§ Problem statement: Search the data for the word "text" and copy every line where it occurs.

[start of Data supplied]

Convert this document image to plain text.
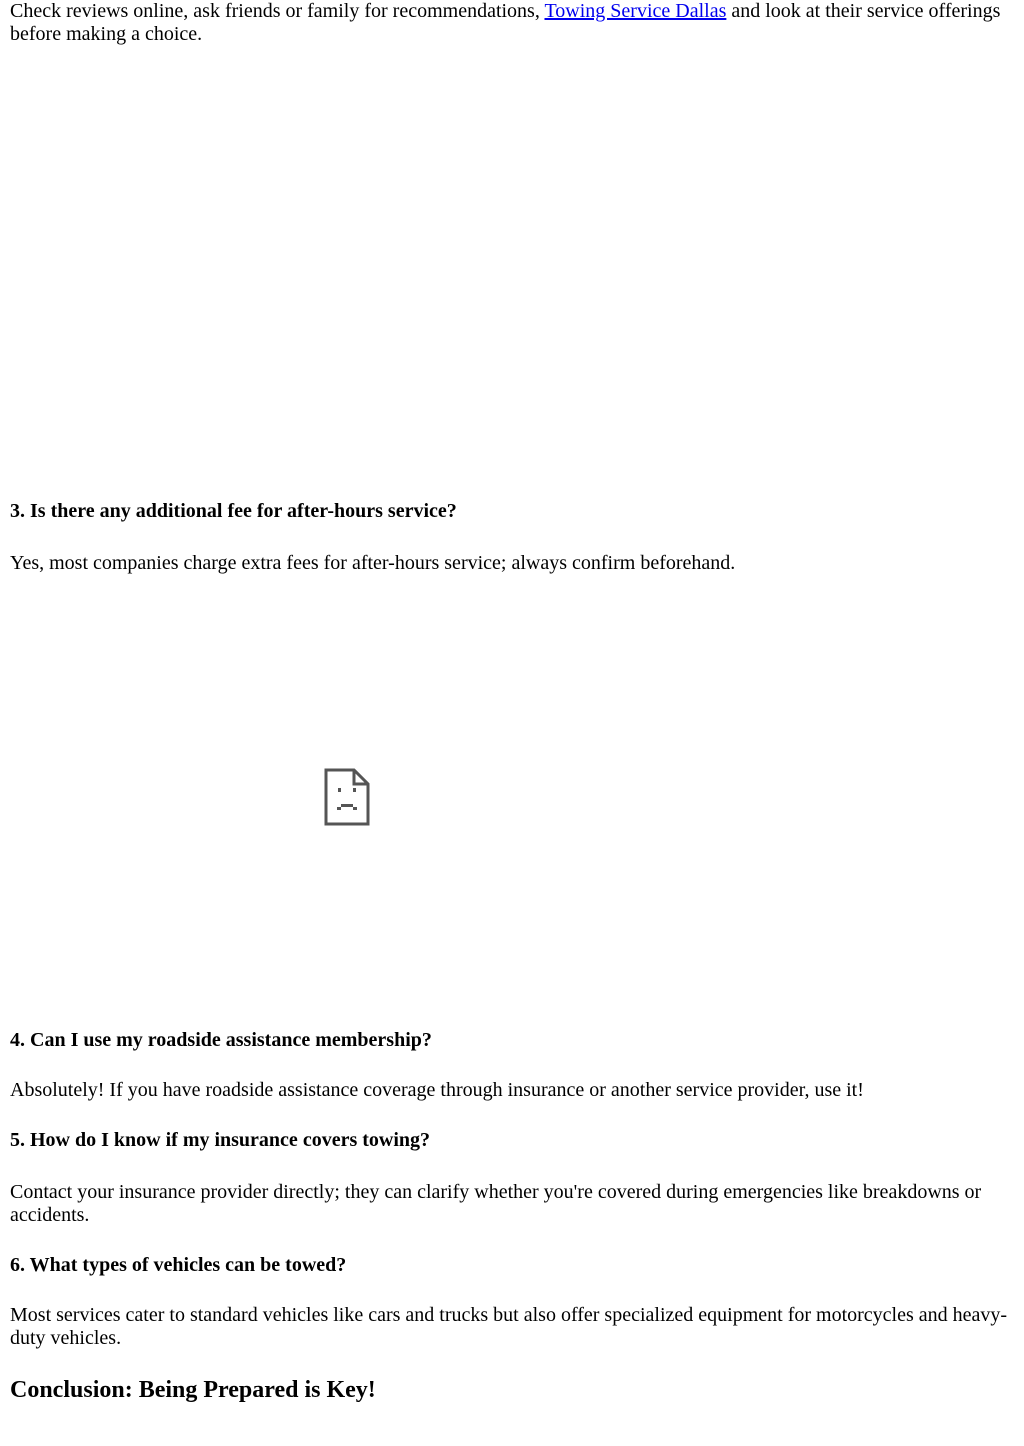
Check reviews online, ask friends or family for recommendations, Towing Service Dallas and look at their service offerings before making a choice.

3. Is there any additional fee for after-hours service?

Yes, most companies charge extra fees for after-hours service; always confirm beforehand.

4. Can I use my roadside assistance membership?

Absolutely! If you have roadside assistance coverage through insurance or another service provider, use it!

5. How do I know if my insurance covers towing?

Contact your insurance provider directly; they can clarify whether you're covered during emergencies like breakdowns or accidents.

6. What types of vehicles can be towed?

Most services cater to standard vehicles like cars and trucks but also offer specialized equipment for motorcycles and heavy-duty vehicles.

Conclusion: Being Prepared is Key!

[end of Data supplied]
[start of Data supplied]

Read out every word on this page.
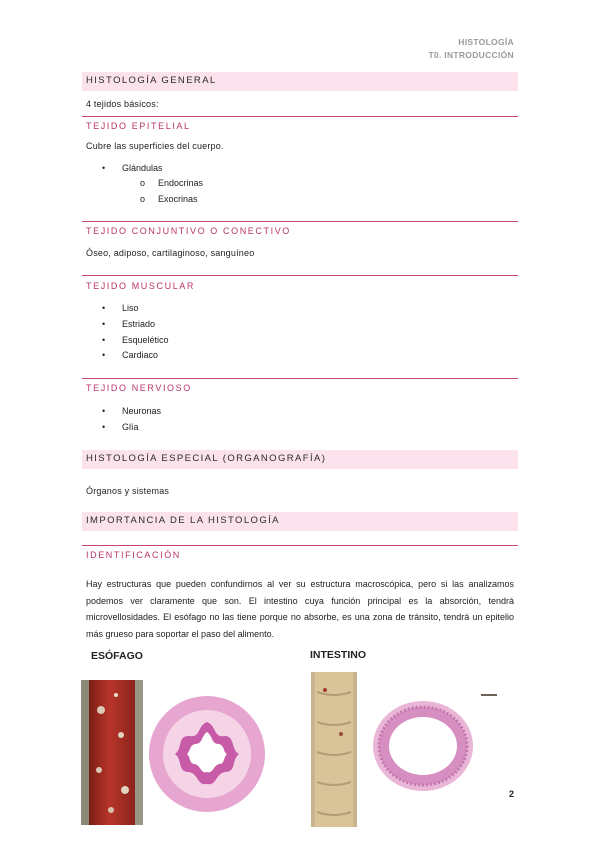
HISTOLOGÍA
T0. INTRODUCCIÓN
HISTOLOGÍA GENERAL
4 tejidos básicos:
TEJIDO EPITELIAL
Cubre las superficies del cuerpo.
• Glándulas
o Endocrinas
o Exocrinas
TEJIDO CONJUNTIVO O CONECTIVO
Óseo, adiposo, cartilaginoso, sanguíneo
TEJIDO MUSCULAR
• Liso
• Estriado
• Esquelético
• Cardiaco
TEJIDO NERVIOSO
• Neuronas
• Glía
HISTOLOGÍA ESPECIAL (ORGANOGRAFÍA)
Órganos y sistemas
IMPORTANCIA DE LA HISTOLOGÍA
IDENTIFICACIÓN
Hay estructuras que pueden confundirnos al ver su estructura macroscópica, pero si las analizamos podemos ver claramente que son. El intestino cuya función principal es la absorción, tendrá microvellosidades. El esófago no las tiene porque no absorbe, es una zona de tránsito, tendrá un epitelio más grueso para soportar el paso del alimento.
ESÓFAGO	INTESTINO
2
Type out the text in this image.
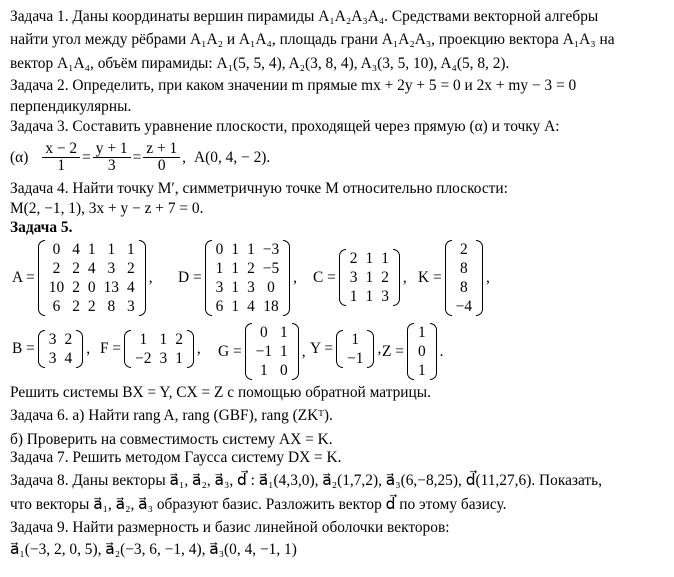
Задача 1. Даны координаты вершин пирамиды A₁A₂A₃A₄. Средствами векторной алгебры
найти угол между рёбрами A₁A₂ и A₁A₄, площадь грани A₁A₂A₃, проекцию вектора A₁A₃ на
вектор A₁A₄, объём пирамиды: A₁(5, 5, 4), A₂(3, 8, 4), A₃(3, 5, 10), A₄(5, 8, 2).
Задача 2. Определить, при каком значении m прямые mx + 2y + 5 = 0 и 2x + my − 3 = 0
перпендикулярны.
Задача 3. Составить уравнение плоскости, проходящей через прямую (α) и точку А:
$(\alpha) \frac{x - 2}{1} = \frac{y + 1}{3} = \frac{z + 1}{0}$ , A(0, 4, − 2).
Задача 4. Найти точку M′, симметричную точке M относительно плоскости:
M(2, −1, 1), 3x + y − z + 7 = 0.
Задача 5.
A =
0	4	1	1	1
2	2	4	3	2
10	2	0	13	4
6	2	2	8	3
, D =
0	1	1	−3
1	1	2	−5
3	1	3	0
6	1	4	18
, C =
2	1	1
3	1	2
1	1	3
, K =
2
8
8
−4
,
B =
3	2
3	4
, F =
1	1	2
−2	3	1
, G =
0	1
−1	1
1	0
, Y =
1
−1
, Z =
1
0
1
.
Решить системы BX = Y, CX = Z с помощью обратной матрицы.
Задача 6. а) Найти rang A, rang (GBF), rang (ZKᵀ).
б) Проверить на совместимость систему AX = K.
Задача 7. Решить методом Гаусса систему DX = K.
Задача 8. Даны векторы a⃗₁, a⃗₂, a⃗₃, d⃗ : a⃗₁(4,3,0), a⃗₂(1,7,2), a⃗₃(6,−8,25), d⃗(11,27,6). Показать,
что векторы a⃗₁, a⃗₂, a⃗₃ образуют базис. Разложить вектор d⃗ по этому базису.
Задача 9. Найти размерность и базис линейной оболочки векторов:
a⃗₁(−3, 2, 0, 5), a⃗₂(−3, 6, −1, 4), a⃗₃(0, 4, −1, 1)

[end of Data supplied]
[start of Data supplied]

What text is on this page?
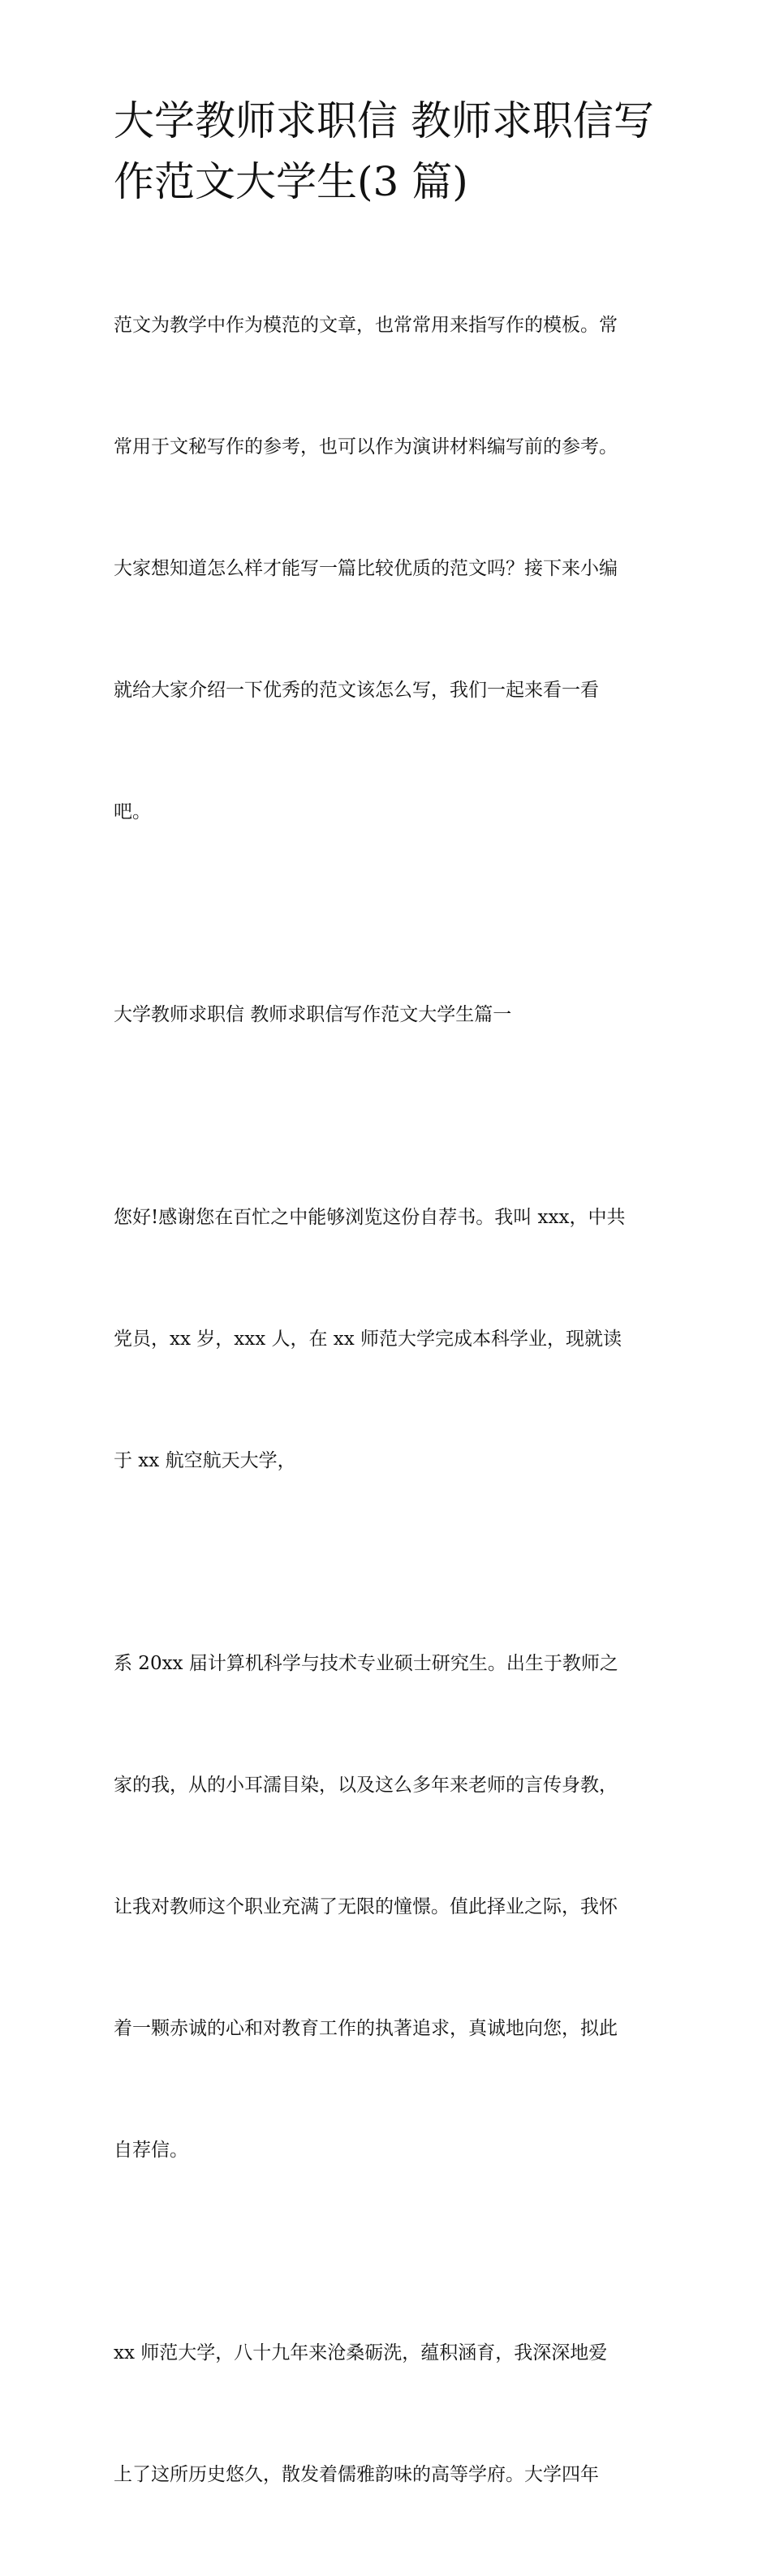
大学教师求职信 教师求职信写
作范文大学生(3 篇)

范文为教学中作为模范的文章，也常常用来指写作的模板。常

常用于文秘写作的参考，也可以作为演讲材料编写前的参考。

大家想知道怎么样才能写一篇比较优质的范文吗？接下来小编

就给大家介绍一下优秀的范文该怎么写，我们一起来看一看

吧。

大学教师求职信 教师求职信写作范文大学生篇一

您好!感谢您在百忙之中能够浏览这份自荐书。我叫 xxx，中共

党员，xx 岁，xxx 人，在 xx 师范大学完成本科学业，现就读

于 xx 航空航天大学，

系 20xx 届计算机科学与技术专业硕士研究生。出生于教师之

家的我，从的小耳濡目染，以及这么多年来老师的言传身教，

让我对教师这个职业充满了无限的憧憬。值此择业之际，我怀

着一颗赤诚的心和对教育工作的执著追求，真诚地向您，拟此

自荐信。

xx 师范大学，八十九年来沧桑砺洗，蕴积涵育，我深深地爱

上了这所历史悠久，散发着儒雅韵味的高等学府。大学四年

[end of Data supplied]

§ Reply:
Convert this document image to plain text.
Type out the text in this image.
What text is on this page?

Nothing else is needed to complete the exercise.